• Directions
Copy out lines with the word "important" from the material that follows.

• Exercise materials
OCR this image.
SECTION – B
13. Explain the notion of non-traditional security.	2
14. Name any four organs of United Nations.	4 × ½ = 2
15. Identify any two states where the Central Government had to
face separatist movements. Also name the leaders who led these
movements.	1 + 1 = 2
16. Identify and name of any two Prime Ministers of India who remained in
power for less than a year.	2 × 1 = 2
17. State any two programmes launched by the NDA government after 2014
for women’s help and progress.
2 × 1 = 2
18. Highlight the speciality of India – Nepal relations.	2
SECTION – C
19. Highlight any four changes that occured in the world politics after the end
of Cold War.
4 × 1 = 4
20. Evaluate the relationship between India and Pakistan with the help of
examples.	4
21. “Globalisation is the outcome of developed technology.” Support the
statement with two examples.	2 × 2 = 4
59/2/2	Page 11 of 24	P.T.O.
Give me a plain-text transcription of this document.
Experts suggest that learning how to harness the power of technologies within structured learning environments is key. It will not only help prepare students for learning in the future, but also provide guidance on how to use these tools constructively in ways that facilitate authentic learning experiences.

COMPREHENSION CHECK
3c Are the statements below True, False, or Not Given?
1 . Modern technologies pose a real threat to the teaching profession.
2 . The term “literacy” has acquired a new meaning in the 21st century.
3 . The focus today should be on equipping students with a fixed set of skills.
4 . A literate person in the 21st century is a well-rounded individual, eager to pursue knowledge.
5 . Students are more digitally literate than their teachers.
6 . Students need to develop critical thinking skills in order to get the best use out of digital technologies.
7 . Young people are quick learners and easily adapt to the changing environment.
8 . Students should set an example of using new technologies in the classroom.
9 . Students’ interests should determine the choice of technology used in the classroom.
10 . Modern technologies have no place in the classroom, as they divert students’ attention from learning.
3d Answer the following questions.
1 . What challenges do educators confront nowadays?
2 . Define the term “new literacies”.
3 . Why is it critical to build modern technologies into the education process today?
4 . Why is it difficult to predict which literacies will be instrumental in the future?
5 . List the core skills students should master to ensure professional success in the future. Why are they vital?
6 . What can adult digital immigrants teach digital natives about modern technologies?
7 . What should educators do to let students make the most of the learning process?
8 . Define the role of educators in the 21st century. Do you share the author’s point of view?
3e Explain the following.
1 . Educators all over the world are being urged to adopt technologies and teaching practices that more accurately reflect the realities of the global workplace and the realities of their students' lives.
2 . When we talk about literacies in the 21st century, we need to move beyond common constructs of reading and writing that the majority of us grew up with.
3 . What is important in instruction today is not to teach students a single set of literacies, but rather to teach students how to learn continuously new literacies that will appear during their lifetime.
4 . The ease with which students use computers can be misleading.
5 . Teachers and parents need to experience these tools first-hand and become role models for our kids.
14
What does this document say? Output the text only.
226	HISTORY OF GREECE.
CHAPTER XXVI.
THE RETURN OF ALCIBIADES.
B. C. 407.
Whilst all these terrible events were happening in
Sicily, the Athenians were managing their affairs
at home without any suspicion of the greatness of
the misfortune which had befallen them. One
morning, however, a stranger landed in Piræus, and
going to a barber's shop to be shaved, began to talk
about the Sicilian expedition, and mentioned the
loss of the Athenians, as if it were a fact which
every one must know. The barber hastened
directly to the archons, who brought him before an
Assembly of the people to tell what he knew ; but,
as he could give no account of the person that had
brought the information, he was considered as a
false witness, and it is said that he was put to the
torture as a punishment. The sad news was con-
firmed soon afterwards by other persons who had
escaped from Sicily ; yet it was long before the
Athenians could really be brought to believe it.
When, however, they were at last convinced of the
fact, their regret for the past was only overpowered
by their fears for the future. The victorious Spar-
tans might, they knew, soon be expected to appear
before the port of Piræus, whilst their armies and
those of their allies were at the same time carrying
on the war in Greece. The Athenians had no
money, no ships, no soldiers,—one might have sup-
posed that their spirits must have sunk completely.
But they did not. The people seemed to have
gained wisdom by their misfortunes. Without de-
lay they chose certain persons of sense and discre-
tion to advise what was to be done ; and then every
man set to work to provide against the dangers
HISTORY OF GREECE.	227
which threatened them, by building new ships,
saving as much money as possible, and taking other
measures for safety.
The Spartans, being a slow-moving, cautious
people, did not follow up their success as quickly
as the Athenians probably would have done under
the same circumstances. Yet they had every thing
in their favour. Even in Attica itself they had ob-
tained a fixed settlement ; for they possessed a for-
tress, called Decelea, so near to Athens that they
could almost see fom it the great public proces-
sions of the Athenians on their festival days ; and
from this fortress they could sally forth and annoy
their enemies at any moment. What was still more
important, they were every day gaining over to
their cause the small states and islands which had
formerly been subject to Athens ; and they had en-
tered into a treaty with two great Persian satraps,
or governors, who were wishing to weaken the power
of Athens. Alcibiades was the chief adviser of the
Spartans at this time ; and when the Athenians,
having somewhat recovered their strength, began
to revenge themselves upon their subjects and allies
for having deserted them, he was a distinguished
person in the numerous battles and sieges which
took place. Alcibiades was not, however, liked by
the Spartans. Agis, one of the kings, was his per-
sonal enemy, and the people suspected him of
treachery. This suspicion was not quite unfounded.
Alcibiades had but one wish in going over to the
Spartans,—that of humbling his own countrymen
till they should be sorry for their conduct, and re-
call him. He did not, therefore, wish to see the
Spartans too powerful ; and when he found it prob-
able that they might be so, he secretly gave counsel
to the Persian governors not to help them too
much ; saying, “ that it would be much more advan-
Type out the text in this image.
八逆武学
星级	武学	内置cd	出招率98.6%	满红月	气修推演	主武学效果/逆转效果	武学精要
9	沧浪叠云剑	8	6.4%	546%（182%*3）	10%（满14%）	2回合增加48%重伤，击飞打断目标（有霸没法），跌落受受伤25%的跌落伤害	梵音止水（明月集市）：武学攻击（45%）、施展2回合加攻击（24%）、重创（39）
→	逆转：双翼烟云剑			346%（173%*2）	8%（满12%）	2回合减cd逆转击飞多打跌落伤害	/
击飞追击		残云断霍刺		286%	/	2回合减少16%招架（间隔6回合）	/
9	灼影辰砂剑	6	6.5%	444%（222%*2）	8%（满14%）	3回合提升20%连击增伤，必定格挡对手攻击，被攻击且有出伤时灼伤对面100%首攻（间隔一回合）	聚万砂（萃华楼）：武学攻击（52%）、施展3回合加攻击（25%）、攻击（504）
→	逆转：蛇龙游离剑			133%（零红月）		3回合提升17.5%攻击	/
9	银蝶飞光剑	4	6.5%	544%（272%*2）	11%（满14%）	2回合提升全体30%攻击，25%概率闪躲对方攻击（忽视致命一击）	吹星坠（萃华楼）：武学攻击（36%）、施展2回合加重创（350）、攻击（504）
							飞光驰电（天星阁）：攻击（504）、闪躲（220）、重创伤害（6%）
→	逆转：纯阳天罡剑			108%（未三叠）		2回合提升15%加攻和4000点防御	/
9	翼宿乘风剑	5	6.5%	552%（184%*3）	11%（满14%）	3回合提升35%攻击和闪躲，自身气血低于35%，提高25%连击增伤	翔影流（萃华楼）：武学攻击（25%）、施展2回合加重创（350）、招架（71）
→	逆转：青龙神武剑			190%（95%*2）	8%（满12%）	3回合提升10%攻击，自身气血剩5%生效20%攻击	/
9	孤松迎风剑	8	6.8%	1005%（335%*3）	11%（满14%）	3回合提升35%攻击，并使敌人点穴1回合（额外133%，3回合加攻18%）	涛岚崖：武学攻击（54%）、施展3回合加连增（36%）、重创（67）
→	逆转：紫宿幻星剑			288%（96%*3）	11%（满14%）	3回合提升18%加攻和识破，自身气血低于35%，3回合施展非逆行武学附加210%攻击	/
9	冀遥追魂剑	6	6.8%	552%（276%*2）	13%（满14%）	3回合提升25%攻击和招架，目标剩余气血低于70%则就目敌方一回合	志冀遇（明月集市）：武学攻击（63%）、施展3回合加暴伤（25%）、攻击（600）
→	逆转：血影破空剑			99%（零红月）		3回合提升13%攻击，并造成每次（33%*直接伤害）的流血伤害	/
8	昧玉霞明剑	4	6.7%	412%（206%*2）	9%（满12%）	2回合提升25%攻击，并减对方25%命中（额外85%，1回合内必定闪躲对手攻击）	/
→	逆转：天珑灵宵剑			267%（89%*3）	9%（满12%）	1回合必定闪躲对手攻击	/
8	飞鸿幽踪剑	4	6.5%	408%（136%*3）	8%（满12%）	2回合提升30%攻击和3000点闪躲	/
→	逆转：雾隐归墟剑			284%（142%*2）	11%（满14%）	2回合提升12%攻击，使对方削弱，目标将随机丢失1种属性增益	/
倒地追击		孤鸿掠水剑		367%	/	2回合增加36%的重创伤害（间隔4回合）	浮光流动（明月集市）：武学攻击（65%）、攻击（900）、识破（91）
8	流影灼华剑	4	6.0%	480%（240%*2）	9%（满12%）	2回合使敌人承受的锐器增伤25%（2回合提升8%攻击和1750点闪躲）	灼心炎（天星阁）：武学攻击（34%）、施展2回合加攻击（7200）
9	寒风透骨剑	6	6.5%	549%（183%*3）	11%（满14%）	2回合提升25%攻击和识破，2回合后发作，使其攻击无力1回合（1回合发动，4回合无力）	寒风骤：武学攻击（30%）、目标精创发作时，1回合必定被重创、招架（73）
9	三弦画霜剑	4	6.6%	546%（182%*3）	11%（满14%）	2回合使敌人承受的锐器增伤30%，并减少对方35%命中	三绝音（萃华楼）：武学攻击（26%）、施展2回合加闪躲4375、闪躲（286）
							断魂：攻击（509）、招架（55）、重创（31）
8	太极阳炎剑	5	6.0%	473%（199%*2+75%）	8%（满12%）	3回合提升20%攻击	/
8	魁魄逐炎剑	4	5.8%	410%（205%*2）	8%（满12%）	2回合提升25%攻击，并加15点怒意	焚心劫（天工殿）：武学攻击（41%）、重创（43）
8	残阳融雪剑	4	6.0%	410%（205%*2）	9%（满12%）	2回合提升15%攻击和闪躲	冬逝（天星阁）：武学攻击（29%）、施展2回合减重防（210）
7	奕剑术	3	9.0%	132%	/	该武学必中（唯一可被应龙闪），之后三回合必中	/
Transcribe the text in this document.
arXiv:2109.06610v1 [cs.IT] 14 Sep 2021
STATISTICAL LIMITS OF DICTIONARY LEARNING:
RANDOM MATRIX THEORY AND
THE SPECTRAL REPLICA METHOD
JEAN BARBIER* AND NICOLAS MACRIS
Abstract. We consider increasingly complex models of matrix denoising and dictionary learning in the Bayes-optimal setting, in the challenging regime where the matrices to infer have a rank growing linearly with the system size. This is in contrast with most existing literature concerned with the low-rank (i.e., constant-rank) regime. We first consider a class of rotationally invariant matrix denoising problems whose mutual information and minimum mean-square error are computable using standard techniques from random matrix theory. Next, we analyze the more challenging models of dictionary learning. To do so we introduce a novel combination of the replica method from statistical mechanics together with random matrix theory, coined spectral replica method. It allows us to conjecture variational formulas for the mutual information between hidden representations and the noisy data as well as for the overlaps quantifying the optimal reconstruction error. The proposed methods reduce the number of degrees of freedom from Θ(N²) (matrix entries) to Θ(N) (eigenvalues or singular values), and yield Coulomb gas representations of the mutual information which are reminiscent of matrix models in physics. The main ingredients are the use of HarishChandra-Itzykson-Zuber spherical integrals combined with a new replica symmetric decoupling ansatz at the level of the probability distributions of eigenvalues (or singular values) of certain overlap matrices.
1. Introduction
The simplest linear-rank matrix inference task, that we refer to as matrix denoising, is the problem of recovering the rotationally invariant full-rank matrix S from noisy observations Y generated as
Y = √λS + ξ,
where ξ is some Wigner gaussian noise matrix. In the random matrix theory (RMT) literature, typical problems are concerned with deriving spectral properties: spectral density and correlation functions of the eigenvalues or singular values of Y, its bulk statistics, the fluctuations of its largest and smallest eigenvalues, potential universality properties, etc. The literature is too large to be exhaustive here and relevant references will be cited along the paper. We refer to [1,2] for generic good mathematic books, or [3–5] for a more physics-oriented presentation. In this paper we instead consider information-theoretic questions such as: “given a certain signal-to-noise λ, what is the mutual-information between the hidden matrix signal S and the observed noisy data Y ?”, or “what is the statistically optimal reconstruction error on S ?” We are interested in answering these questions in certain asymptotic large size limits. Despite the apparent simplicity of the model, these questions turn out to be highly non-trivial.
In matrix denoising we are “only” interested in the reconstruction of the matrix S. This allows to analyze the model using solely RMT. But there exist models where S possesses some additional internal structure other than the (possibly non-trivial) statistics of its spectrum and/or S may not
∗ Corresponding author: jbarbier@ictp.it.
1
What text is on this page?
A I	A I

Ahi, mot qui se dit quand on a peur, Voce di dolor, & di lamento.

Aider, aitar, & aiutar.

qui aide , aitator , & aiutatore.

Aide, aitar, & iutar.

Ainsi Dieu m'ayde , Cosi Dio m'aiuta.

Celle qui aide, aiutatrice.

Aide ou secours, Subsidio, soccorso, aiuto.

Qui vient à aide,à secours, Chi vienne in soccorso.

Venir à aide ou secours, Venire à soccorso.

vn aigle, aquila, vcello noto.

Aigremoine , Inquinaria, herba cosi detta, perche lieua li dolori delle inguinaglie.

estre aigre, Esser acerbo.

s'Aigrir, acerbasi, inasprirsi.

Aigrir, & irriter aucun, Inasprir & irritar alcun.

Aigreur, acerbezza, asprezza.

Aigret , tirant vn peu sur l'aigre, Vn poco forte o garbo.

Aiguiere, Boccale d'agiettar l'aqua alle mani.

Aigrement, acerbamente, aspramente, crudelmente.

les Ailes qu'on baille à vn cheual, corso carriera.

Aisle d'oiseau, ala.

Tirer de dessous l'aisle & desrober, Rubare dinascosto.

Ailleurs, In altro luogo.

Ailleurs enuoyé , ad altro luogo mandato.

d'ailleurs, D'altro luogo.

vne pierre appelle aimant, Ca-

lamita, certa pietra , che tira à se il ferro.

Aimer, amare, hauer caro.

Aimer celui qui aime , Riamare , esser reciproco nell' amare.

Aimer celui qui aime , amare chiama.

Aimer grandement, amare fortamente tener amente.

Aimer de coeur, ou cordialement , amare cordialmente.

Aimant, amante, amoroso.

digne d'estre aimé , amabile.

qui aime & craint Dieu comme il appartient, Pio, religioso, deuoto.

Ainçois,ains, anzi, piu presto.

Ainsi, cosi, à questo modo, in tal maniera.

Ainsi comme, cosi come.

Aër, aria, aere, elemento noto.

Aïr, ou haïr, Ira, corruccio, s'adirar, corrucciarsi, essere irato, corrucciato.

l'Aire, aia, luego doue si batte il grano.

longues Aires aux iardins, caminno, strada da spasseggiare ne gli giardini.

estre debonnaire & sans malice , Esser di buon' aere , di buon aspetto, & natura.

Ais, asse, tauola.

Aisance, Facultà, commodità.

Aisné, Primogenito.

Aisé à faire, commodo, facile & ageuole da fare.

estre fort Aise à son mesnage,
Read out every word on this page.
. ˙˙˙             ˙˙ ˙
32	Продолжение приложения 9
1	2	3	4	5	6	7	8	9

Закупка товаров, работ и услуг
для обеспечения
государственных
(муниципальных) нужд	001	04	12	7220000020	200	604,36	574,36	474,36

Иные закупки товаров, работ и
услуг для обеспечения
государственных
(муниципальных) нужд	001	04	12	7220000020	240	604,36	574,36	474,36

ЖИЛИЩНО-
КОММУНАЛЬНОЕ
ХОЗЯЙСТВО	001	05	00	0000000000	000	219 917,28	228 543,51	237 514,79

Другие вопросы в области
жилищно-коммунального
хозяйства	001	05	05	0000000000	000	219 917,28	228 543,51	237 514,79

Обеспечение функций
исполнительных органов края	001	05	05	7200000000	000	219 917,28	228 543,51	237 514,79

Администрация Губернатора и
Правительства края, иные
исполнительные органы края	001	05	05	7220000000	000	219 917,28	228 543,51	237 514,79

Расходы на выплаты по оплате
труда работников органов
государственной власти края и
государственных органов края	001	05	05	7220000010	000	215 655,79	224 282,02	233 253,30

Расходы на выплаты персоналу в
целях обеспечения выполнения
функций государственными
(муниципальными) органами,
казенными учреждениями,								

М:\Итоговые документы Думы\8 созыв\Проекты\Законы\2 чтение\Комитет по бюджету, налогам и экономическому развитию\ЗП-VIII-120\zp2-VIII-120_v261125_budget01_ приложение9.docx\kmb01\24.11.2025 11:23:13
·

• Task result
3 . What is important in instruction today is not to teach students a single set of literacies, but rather to teach students how to learn continuously new literacies that will appear during their lifetime.
important, they were every day gaining over to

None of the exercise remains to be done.